● **EXERCISE TASK**
Copy the data below exactly.

● **DATA FOR THIS TASK**
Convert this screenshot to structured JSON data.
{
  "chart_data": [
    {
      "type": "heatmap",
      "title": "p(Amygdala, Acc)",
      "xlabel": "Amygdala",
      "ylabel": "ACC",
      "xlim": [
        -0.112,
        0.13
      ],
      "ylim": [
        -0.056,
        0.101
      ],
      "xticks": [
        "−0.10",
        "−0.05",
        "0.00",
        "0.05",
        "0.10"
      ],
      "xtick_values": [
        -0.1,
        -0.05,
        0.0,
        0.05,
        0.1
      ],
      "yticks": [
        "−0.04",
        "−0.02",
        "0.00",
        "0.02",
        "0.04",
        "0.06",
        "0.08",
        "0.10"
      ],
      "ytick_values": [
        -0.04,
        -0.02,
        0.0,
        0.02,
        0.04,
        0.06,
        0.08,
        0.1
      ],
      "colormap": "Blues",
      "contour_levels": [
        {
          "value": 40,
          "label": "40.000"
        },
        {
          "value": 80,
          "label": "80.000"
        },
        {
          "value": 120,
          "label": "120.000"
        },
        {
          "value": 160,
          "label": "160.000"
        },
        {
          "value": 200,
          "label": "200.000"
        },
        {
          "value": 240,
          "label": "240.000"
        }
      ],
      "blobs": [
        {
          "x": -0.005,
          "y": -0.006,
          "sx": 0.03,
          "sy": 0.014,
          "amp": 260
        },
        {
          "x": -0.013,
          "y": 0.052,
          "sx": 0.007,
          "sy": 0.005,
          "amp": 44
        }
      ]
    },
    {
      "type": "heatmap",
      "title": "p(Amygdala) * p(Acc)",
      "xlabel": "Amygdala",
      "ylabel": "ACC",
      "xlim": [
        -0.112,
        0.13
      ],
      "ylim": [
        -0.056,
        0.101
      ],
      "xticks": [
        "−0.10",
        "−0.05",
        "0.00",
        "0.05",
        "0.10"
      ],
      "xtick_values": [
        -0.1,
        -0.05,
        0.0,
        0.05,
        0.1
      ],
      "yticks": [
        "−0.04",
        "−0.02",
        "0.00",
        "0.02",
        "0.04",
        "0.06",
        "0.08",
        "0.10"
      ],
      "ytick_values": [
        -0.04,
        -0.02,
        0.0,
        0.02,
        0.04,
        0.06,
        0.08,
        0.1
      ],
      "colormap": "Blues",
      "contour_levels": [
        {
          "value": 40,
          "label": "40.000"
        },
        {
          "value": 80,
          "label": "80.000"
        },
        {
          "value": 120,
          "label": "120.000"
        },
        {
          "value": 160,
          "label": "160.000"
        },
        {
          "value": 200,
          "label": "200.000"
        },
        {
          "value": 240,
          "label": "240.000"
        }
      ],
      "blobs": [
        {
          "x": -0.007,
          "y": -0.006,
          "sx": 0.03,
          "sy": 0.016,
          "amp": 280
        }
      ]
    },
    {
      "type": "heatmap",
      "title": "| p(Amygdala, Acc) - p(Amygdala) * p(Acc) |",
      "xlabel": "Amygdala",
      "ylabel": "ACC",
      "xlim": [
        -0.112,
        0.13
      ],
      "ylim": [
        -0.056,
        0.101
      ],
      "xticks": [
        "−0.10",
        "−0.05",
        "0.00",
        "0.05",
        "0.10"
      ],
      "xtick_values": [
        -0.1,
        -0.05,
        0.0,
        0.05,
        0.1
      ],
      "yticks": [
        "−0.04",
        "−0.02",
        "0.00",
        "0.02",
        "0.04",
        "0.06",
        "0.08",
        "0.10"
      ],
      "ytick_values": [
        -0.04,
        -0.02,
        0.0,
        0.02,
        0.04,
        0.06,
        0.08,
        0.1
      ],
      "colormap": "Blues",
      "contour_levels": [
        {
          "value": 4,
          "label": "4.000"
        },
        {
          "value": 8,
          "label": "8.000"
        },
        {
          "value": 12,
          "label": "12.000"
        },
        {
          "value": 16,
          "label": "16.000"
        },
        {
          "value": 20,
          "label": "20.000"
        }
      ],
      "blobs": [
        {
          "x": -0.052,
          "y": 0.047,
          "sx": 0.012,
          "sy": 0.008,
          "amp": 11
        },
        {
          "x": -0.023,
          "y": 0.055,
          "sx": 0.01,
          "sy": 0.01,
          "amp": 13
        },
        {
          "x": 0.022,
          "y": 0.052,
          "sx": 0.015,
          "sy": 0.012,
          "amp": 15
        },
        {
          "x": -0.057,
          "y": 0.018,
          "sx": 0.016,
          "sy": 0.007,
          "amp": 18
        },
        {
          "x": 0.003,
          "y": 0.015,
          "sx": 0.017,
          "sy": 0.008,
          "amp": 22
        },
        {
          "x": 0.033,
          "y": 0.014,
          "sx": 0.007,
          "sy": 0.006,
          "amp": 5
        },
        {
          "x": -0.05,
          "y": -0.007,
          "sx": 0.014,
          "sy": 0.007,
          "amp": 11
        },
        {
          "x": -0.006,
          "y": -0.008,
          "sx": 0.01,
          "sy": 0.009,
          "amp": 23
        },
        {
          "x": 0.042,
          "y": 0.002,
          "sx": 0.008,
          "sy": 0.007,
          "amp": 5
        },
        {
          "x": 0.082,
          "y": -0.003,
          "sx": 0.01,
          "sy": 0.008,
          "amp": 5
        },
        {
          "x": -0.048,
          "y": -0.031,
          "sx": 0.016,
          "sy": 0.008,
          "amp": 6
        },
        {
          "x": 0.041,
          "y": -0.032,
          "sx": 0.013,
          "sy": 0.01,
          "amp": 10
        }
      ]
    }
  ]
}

● **REPLY TO THE EXERCISE**
Convert this screenshot to structured JSON data.
{
  "chart_data": [
    {
      "type": "heatmap",
      "title": "p(Amygdala, Acc)",
      "xlabel": "Amygdala",
      "ylabel": "ACC",
      "xlim": [
        -0.112,
        0.13
      ],
      "ylim": [
        -0.056,
        0.101
      ],
      "xticks": [
        "−0.10",
        "−0.05",
        "0.00",
        "0.05",
        "0.10"
      ],
      "xtick_values": [
        -0.1,
        -0.05,
        0.0,
        0.05,
        0.1
      ],
      "yticks": [
        "−0.04",
        "−0.02",
        "0.00",
        "0.02",
        "0.04",
        "0.06",
        "0.08",
        "0.10"
      ],
      "ytick_values": [
        -0.04,
        -0.02,
        0.0,
        0.02,
        0.04,
        0.06,
        0.08,
        0.1
      ],
      "colormap": "Blues",
      "contour_levels": [
        {
          "value": 40,
          "label": "40.000"
        },
        {
          "value": 80,
          "label": "80.000"
        },
        {
          "value": 120,
          "label": "120.000"
        },
        {
          "value": 160,
          "label": "160.000"
        },
        {
          "value": 200,
          "label": "200.000"
        },
        {
          "value": 240,
          "label": "240.000"
        }
      ],
      "blobs": [
        {
          "x": -0.005,
          "y": -0.006,
          "sx": 0.03,
          "sy": 0.014,
          "amp": 260
        },
        {
          "x": -0.013,
          "y": 0.052,
          "sx": 0.007,
          "sy": 0.005,
          "amp": 44
        }
      ]
    },
    {
      "type": "heatmap",
      "title": "p(Amygdala) * p(Acc)",
      "xlabel": "Amygdala",
      "ylabel": "ACC",
      "xlim": [
        -0.112,
        0.13
      ],
      "ylim": [
        -0.056,
        0.101
      ],
      "xticks": [
        "−0.10",
        "−0.05",
        "0.00",
        "0.05",
        "0.10"
      ],
      "xtick_values": [
        -0.1,
        -0.05,
        0.0,
        0.05,
        0.1
      ],
      "yticks": [
        "−0.04",
        "−0.02",
        "0.00",
        "0.02",
        "0.04",
        "0.06",
        "0.08",
        "0.10"
      ],
      "ytick_values": [
        -0.04,
        -0.02,
        0.0,
        0.02,
        0.04,
        0.06,
        0.08,
        0.1
      ],
      "colormap": "Blues",
      "contour_levels": [
        {
          "value": 40,
          "label": "40.000"
        },
        {
          "value": 80,
          "label": "80.000"
        },
        {
          "value": 120,
          "label": "120.000"
        },
        {
          "value": 160,
          "label": "160.000"
        },
        {
          "value": 200,
          "label": "200.000"
        },
        {
          "value": 240,
          "label": "240.000"
        }
      ],
      "blobs": [
        {
          "x": -0.007,
          "y": -0.006,
          "sx": 0.03,
          "sy": 0.016,
          "amp": 280
        }
      ]
    },
    {
      "type": "heatmap",
      "title": "| p(Amygdala, Acc) - p(Amygdala) * p(Acc) |",
      "xlabel": "Amygdala",
      "ylabel": "ACC",
      "xlim": [
        -0.112,
        0.13
      ],
      "ylim": [
        -0.056,
        0.101
      ],
      "xticks": [
        "−0.10",
        "−0.05",
        "0.00",
        "0.05",
        "0.10"
      ],
      "xtick_values": [
        -0.1,
        -0.05,
        0.0,
        0.05,
        0.1
      ],
      "yticks": [
        "−0.04",
        "−0.02",
        "0.00",
        "0.02",
        "0.04",
        "0.06",
        "0.08",
        "0.10"
      ],
      "ytick_values": [
        -0.04,
        -0.02,
        0.0,
        0.02,
        0.04,
        0.06,
        0.08,
        0.1
      ],
      "colormap": "Blues",
      "contour_levels": [
        {
          "value": 4,
          "label": "4.000"
        },
        {
          "value": 8,
          "label": "8.000"
        },
        {
          "value": 12,
          "label": "12.000"
        },
        {
          "value": 16,
          "label": "16.000"
        },
        {
          "value": 20,
          "label": "20.000"
        }
      ],
      "blobs": [
        {
          "x": -0.052,
          "y": 0.047,
          "sx": 0.012,
          "sy": 0.008,
          "amp": 11
        },
        {
          "x": -0.023,
          "y": 0.055,
          "sx": 0.01,
          "sy": 0.01,
          "amp": 13
        },
        {
          "x": 0.022,
          "y": 0.052,
          "sx": 0.015,
          "sy": 0.012,
          "amp": 15
        },
        {
          "x": -0.057,
          "y": 0.018,
          "sx": 0.016,
          "sy": 0.007,
          "amp": 18
        },
        {
          "x": 0.003,
          "y": 0.015,
          "sx": 0.017,
          "sy": 0.008,
          "amp": 22
        },
        {
          "x": 0.033,
          "y": 0.014,
          "sx": 0.007,
          "sy": 0.006,
          "amp": 5
        },
        {
          "x": -0.05,
          "y": -0.007,
          "sx": 0.014,
          "sy": 0.007,
          "amp": 11
        },
        {
          "x": -0.006,
          "y": -0.008,
          "sx": 0.01,
          "sy": 0.009,
          "amp": 23
        },
        {
          "x": 0.042,
          "y": 0.002,
          "sx": 0.008,
          "sy": 0.007,
          "amp": 5
        },
        {
          "x": 0.082,
          "y": -0.003,
          "sx": 0.01,
          "sy": 0.008,
          "amp": 5
        },
        {
          "x": -0.048,
          "y": -0.031,
          "sx": 0.016,
          "sy": 0.008,
          "amp": 6
        },
        {
          "x": 0.041,
          "y": -0.032,
          "sx": 0.013,
          "sy": 0.01,
          "amp": 10
        }
      ]
    }
  ]
}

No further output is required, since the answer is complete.